● What to work on: Count every line where "drinks" occurs. Give the total alone.

● Record excerpts:
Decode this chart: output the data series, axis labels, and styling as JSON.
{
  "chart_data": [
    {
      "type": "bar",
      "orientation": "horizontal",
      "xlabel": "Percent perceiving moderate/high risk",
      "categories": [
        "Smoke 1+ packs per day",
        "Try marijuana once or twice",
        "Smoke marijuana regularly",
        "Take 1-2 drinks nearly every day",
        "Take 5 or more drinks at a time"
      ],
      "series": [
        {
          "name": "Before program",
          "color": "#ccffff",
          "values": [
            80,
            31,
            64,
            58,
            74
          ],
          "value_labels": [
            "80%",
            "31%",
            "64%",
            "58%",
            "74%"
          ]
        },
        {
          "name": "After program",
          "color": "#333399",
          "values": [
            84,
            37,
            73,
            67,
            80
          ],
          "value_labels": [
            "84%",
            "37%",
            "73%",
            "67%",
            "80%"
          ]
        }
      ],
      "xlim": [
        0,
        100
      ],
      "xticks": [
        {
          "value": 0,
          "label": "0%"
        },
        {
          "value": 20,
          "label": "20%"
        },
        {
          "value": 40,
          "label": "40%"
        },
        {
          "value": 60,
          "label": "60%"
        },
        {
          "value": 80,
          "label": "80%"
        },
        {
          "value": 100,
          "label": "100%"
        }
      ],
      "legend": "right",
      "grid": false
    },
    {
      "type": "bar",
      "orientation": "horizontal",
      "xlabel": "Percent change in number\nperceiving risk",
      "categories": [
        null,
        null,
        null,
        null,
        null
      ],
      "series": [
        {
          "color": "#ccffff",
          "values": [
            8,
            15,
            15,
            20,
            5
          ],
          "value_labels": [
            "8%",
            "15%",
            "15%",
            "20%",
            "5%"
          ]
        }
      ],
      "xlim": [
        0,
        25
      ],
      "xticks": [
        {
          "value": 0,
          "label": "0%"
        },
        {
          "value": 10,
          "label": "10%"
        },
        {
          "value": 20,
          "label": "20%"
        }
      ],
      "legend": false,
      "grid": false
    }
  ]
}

● Task answer: 2